§ Exercise brief:
Report only how many lines of the entries below contain the string "Fill".

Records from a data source

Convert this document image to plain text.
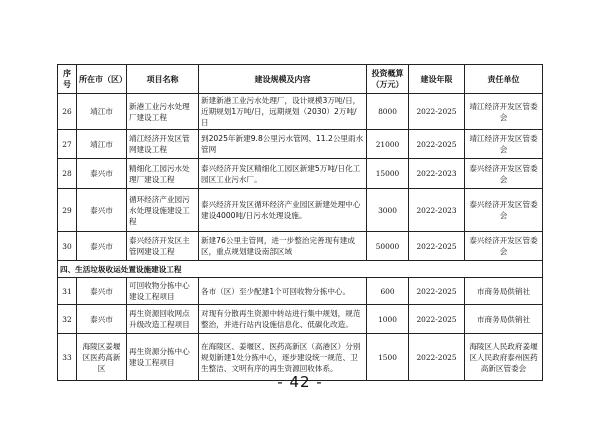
序号	所在市（区）	项目名称	建设规模及内容	投资概算（万元）	建设年限	责任单位
26	靖江市	新港工业污水处理厂建设工程	新建新港工业污水处理厂，设计规模3万吨/日，近期规划1万吨/日，远期规划（2030）2万吨/日	8000	2022-2025	靖江经济开发区管委会
27	靖江市	靖江经济开发区管网建设工程	到2025年新建9.8公里污水管网、11.2公里雨水管网	21000	2022-2025	靖江经济开发区管委会
28	泰兴市	精细化工园污水处理厂建设工程	泰兴经济开发区精细化工园区新建5万吨/日化工园区工业污水厂。	15000	2022-2023	泰兴经济开发区管委会
29	泰兴市	循环经济产业园污水处理设施建设工程	泰兴经济开发区循环经济产业园区新建处理中心建设4000吨/日污水处理设施。	3000	2022-2023	泰兴经济开发区管委会
30	泰兴市	泰兴经济开发区主管网建设工程	新建76公里主管网，进一步整治完善现有建成区，重点规划建设南部区域	50000	2022-2025	泰兴经济开发区管委会
四、生活垃圾收运处置设施建设工程						
31	泰兴市	可回收物分拣中心建设工程项目	各市（区）至少配建1个可回收物分拣中心。	600	2022-2025	市商务局供销社
32	泰兴市	再生资源回收网点升级改造工程项目	对现有分散再生资源中转站进行集中规划，规范整治，并进行站内设施信息化、低碳化改造。	1000	2022-2025	市商务局供销社
33	海陵区姜堰区医药高新区	再生资源分拣中心建设工程项目	在海陵区、姜堰区、医药高新区（高港区）分别规划新建1处分拣中心，逐步建设统一规范、卫生整洁、文明有序的再生资源回收体系。	1500	2022-2025	海陵区人民政府姜堰区人民政府泰州医药高新区管委会
- 42 -
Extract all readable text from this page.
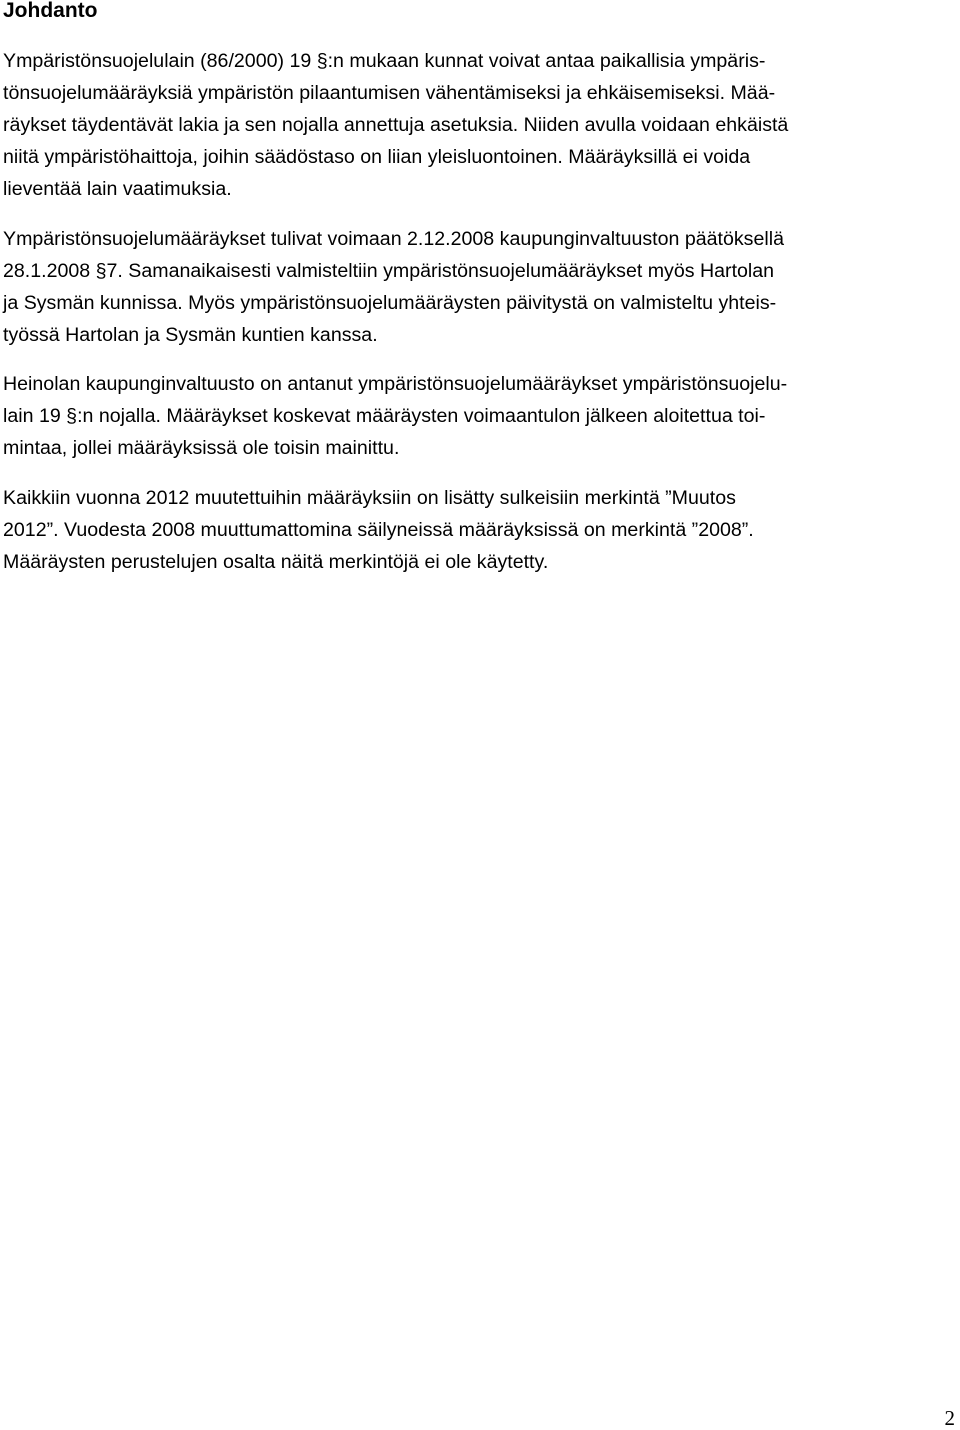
Johdanto

Ympäristönsuojelulain (86/2000) 19 §:n mukaan kunnat voivat antaa paikallisia ympäris-
tönsuojelumääräyksiä ympäristön pilaantumisen vähentämiseksi ja ehkäisemiseksi. Mää-
räykset täydentävät lakia ja sen nojalla annettuja asetuksia. Niiden avulla voidaan ehkäistä
niitä ympäristöhaittoja, joihin säädöstaso on liian yleisluontoinen. Määräyksillä ei voida
lieventää lain vaatimuksia.

Ympäristönsuojelumääräykset tulivat voimaan 2.12.2008 kaupunginvaltuuston päätöksellä
28.1.2008 §7. Samanaikaisesti valmisteltiin ympäristönsuojelumääräykset myös Hartolan
ja Sysmän kunnissa. Myös ympäristönsuojelumääräysten päivitystä on valmisteltu yhteis-
työssä Hartolan ja Sysmän kuntien kanssa.

Heinolan kaupunginvaltuusto on antanut ympäristönsuojelumääräykset ympäristönsuojelu-
lain 19 §:n nojalla. Määräykset koskevat määräysten voimaantulon jälkeen aloitettua toi-
mintaa, jollei määräyksissä ole toisin mainittu.

Kaikkiin vuonna 2012 muutettuihin määräyksiin on lisätty sulkeisiin merkintä ”Muutos
2012”. Vuodesta 2008 muuttumattomina säilyneissä määräyksissä on merkintä ”2008”.
Määräysten perustelujen osalta näitä merkintöjä ei ole käytetty.

2
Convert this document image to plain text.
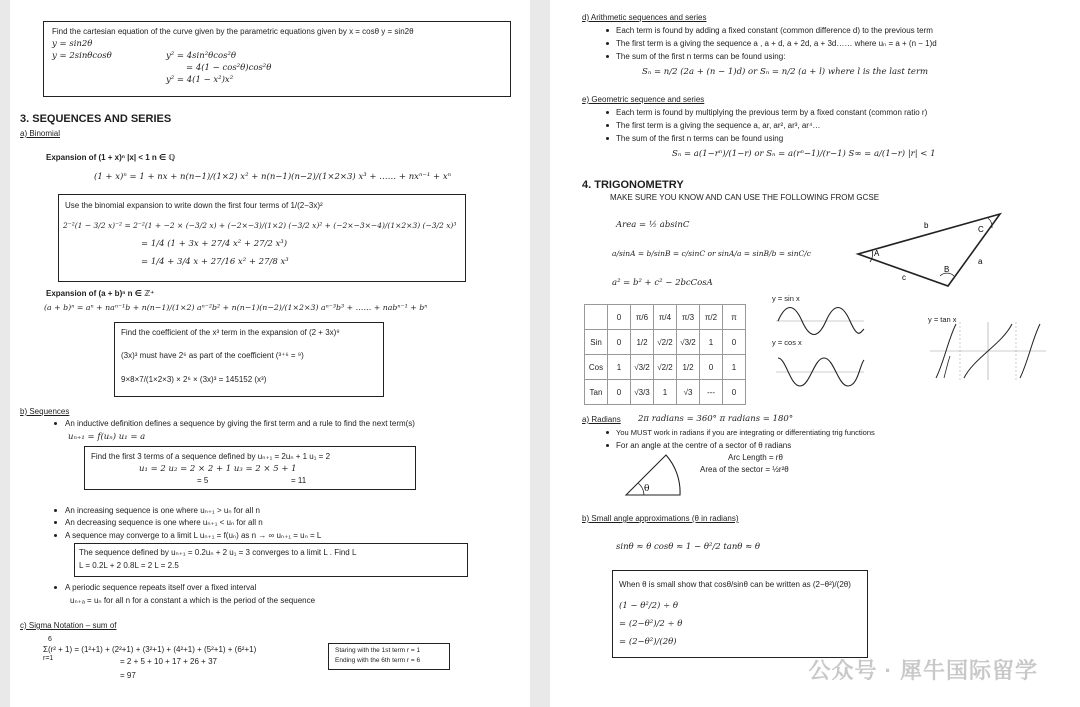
Find the cartesian equation of the curve given by the parametric equations given by x = cosθ y = sin2θ
y = sin2θ
y = 2sinθcosθ	y² = 4sin²θcos²θ
= 4(1 − cos²θ)cos²θ
y² = 4(1 − x²)x²
3. SEQUENCES AND SERIES
a) Binomial
Expansion of (1 + x)ⁿ |x| < 1 n ∈ ℚ
(1 + x)ⁿ = 1 + nx + n(n−1)/(1×2) x² + n(n−1)(n−2)/(1×2×3) x³ + …… + nxⁿ⁻¹ + xⁿ
Use the binomial expansion to write down the first four terms of 1/(2−3x)²
2⁻²(1 − 3/2 x)⁻² = 2⁻²(1 + −2 × (−3/2 x) + (−2×−3)/(1×2) (−3/2 x)² + (−2×−3×−4)/(1×2×3) (−3/2 x)³
= 1/4 (1 + 3x + 27/4 x² + 27/2 x³)
= 1/4 + 3/4 x + 27/16 x² + 27/8 x³
Expansion of (a + b)ⁿ n ∈ ℤ⁺
(a + b)ⁿ = aⁿ + naⁿ⁻¹b + n(n−1)/(1×2) aⁿ⁻²b² + n(n−1)(n−2)/(1×2×3) aⁿ⁻³b³ + …… + nabⁿ⁻¹ + bⁿ
Find the coefficient of the x³ term in the expansion of (2 + 3x)⁹
(3x)³ must have 2⁶ as part of the coefficient (³⁺⁶ = ⁹)
9×8×7/(1×2×3) × 2⁶ × (3x)³ = 145152 (x³)
b) Sequences
An inductive definition defines a sequence by giving the first term and a rule to find the next term(s)
uₙ₊₁ = f(uₙ) u₁ = a
Find the first 3 terms of a sequence defined by uₙ₊₁ = 2uₙ + 1 u₁ = 2
u₁ = 2 u₂ = 2 × 2 + 1 u₃ = 2 × 5 + 1
= 5	= 11
An increasing sequence is one where uₙ₊₁ > uₙ for all n
An decreasing sequence is one where uₙ₊₁ < uₙ for all n
A sequence may converge to a limit L uₙ₊₁ = f(uₙ) as n → ∞ uₙ₊₁ = uₙ = L
The sequence defined by uₙ₊₁ = 0.2uₙ + 2 u₁ = 3 converges to a limit L . Find L
L = 0.2L + 2 0.8L = 2 L = 2.5
A periodic sequence repeats itself over a fixed interval
uₙ₊ₐ = uₙ for all n for a constant a which is the period of the sequence
c) Sigma Notation – sum of
6
Σ(r² + 1) = (1²+1) + (2²+1) + (3²+1) + (4²+1) + (5²+1) + (6²+1)
r=1	= 2 + 5 + 10 + 17 + 26 + 37
= 97
Staring with the 1st term r = 1
Ending with the 6th term r = 6
d) Arithmetic sequences and series
Each term is found by adding a fixed constant (common difference d) to the previous term
The first term is a giving the sequence a , a + d, a + 2d, a + 3d…… where uₙ = a + (n − 1)d
The sum of the first n terms can be found using:
Sₙ = n/2 (2a + (n − 1)d) or Sₙ = n/2 (a + l) where l is the last term
e) Geometric sequence and series
Each term is found by multiplying the previous term by a fixed constant (common ratio r)
The first term is a giving the sequence a, ar, ar², ar³, ar⁴…
The sum of the first n terms can be found using
Sₙ = a(1−rⁿ)/(1−r) or Sₙ = a(rⁿ−1)/(r−1) S∞ = a/(1−r) |r| < 1
4. TRIGONOMETRY
MAKE SURE YOU KNOW AND CAN USE THE FOLLOWING FROM GCSE
Area = ½ absinC
a/sinA = b/sinB = c/sinC or sinA/a = sinB/b = sinC/c
a² = b² + c² − 2bcCosA
A
B
C
a
b
c
	0	π/6	π/4	π/3	π/2	π
Sin	0	1/2	√2/2	√3/2	1	0
Cos	1	√3/2	√2/2	1/2	0	1
Tan	0	√3/3	1	√3	---	0
y = sin x
y = cos x
y = tan x
a) Radians 2π radians = 360° π radians = 180°
You MUST work in radians if you are integrating or differentiating trig functions
For an angle at the centre of a sector of θ radians
Arc Length = rθ
Area of the sector = ½r²θ
θ
b) Small angle approximations (θ in radians)
sinθ ≈ θ cosθ ≈ 1 − θ²/2 tanθ ≈ θ
When θ is small show that cosθ/sinθ can be written as (2−θ²)/(2θ)
(1 − θ²/2) ÷ θ
= (2−θ²)/2 ÷ θ
= (2−θ²)/(2θ)
公众号 · 犀牛国际留学
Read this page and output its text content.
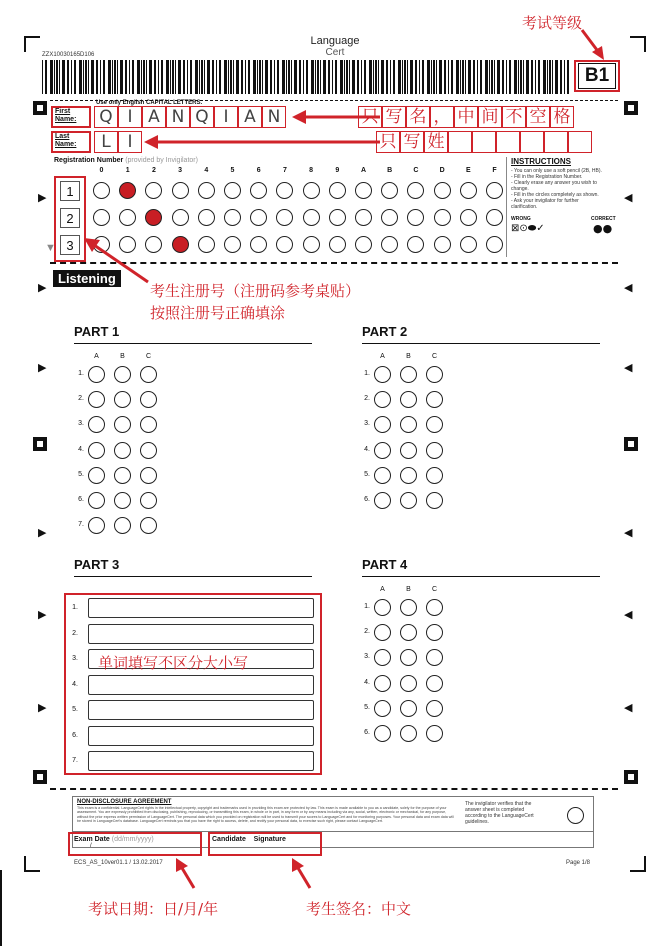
ZZX10030165D106
Language
Cert
考试等级
B1
▶
▶
▶
▶
▶
▶
◀
◀
◀
◀
◀
◀
Use only English CAPITAL LETTERS.
First
Name:	Q I A N Q I A N	只 写 名 ， 中 间 不 空 格
Last
Name:	L I	只 写 姓
Registration Number (provided by Invigilator)
0	1	2	3	4	5	6	7	8	9	A	B	C	D	E	F
1
2
3
INSTRUCTIONS
- You can only use a soft pencil (2B, HB).
- Fill in the Registration Number.
- Clearly erase any answer you wish to
change.
- Fill in the circles completely as shown.
- Ask your invigilator for further
clarification.
WRONG
⊠⊙⬬✓
CORRECT
●●
▼
Listening
考生注册号（注册码参考桌贴）
按照注册号正确填涂
PART 1
A	B	C
1.
2.
3.
4.
5.
6.
7.
PART 2
A	B	C
1.
2.
3.
4.
5.
6.
PART 3
1.
2.
3.
4.
5.
6.
7.
单词填写不区分大小写
PART 4
A	B	C
1.
2.
3.
4.
5.
6.
NON-DISCLOSURE AGREEMENT
This exam is a confidential. LanguageCert rights in the intellectual property, copyright and trademarks used in providing this exam are protected by law. This exam is made available to you as a candidate, solely for the purpose of your assessment. You are expressly prohibited from disclosing, publishing, reproducing, or transmitting this exam, in whole or in part, in any form or by any means including via any, social, written, electronic or mechanical, for any purpose, without the prior express written permission of LanguageCert. The personal data which you provided on registration will be used to transmit your scores to LanguageCert and for monitoring purposes. Your personal data and exam data will be stored in LanguageCert's database. LanguageCert reminds you that you have the right to access, delete, and rectify your personal data, to exercise such right, please contact LanguageCert.
The invigilator verifies that the answer sheet is completed according to the LanguageCert guidelines.
Exam Date (dd/mm/yyyy)
/
Candidate Signature
ECS_AS_10ver01.1 / 13.02.2017	Page 1/8
考试日期：日/月/年	考生签名：中文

§ Task response:
2